▶ **Goal**:
Say how many lines in the data below contain the word "инфраструктуры", and give no other text.

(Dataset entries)
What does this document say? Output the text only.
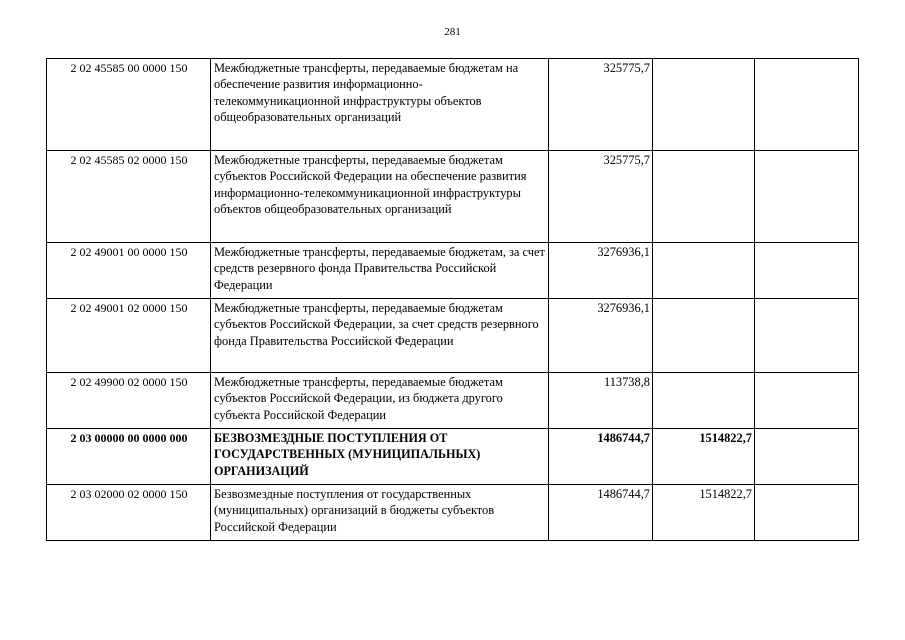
281
2 02 45585 00 0000 150	Межбюджетные трансферты, передаваемые бюджетам на обеспечение развития информационно-телекоммуникационной инфраструктуры объектов общеобразовательных организаций	325775,7		
2 02 45585 02 0000 150	Межбюджетные трансферты, передаваемые бюджетам субъектов Российской Федерации на обеспечение развития информационно-телекоммуникационной инфраструктуры объектов общеобразовательных организаций	325775,7		
2 02 49001 00 0000 150	Межбюджетные трансферты, передаваемые бюджетам, за счет средств резервного фонда Правительства Российской Федерации	3276936,1		
2 02 49001 02 0000 150	Межбюджетные трансферты, передаваемые бюджетам субъектов Российской Федерации, за счет средств резервного фонда Правительства Российской Федерации	3276936,1		
2 02 49900 02 0000 150	Межбюджетные трансферты, передаваемые бюджетам субъектов Российской Федерации, из бюджета другого субъекта Российской Федерации	113738,8		
2 03 00000 00 0000 000	БЕЗВОЗМЕЗДНЫЕ ПОСТУПЛЕНИЯ ОТ ГОСУДАРСТВЕННЫХ (МУНИЦИПАЛЬНЫХ) ОРГАНИЗАЦИЙ	1486744,7	1514822,7	
2 03 02000 02 0000 150	Безвозмездные поступления от государственных (муниципальных) организаций в бюджеты субъектов Российской Федерации	1486744,7	1514822,7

▶ **Answer**:
2